--- start RECORD SET ---

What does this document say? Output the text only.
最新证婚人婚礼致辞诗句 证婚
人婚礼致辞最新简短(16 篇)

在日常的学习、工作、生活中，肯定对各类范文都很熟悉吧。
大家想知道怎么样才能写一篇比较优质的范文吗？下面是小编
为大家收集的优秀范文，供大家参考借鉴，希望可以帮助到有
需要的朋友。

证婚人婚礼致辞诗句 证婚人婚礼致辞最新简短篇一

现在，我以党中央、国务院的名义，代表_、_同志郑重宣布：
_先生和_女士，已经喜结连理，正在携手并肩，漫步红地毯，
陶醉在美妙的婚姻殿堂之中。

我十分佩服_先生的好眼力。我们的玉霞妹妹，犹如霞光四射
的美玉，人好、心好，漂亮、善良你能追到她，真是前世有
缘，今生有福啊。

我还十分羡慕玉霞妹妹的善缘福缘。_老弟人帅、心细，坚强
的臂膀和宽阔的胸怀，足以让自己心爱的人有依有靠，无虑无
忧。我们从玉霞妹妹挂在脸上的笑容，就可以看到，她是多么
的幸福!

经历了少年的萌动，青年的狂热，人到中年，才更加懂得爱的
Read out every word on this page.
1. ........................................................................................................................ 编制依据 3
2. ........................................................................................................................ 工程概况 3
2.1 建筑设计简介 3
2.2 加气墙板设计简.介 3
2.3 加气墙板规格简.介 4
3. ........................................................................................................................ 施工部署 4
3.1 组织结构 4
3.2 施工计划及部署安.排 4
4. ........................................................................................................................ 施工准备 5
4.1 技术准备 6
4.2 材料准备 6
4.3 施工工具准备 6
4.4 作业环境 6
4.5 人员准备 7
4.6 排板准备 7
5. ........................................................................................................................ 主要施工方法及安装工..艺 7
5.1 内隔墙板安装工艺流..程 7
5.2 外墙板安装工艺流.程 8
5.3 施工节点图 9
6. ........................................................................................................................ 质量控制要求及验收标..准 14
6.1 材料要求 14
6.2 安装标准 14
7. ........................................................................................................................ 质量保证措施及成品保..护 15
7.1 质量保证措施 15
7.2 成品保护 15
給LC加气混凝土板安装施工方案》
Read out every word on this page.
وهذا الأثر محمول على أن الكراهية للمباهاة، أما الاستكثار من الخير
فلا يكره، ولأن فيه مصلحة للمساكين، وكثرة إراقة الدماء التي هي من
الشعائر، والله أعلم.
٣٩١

--- end RECORD SET ---

SET TASK
Extract all of the data above and output it character for character.

WRITTEN REPLY
What does this document say? Output the text only.
最新证婚人婚礼致辞诗句 证婚
人婚礼致辞最新简短(16 篇)

在日常的学习、工作、生活中，肯定对各类范文都很熟悉吧。
大家想知道怎么样才能写一篇比较优质的范文吗？下面是小编
为大家收集的优秀范文，供大家参考借鉴，希望可以帮助到有
需要的朋友。

证婚人婚礼致辞诗句 证婚人婚礼致辞最新简短篇一

现在，我以党中央、国务院的名义，代表_、_同志郑重宣布：
_先生和_女士，已经喜结连理，正在携手并肩，漫步红地毯，
陶醉在美妙的婚姻殿堂之中。

我十分佩服_先生的好眼力。我们的玉霞妹妹，犹如霞光四射
的美玉，人好、心好，漂亮、善良你能追到她，真是前世有
缘，今生有福啊。

我还十分羡慕玉霞妹妹的善缘福缘。_老弟人帅、心细，坚强
的臂膀和宽阔的胸怀，足以让自己心爱的人有依有靠，无虑无
忧。我们从玉霞妹妹挂在脸上的笑容，就可以看到，她是多么
的幸福!

经历了少年的萌动，青年的狂热，人到中年，才更加懂得爱的
Read out every word on this page.
1. ........................................................................................................................ 编制依据 3
2. ........................................................................................................................ 工程概况 3
2.1 建筑设计简介 3
2.2 加气墙板设计简.介 3
2.3 加气墙板规格简.介 4
3. ........................................................................................................................ 施工部署 4
3.1 组织结构 4
3.2 施工计划及部署安.排 4
4. ........................................................................................................................ 施工准备 5
4.1 技术准备 6
4.2 材料准备 6
4.3 施工工具准备 6
4.4 作业环境 6
4.5 人员准备 7
4.6 排板准备 7
5. ........................................................................................................................ 主要施工方法及安装工..艺 7
5.1 内隔墙板安装工艺流..程 7
5.2 外墙板安装工艺流.程 8
5.3 施工节点图 9
6. ........................................................................................................................ 质量控制要求及验收标..准 14
6.1 材料要求 14
6.2 安装标准 14
7. ........................................................................................................................ 质量保证措施及成品保..护 15
7.1 质量保证措施 15
7.2 成品保护 15
給LC加气混凝土板安装施工方案》
Read out every word on this page.
وهذا الأثر محمول على أن الكراهية للمباهاة، أما الاستكثار من الخير
فلا يكره، ولأن فيه مصلحة للمساكين، وكثرة إراقة الدماء التي هي من
الشعائر، والله أعلم.
٣٩١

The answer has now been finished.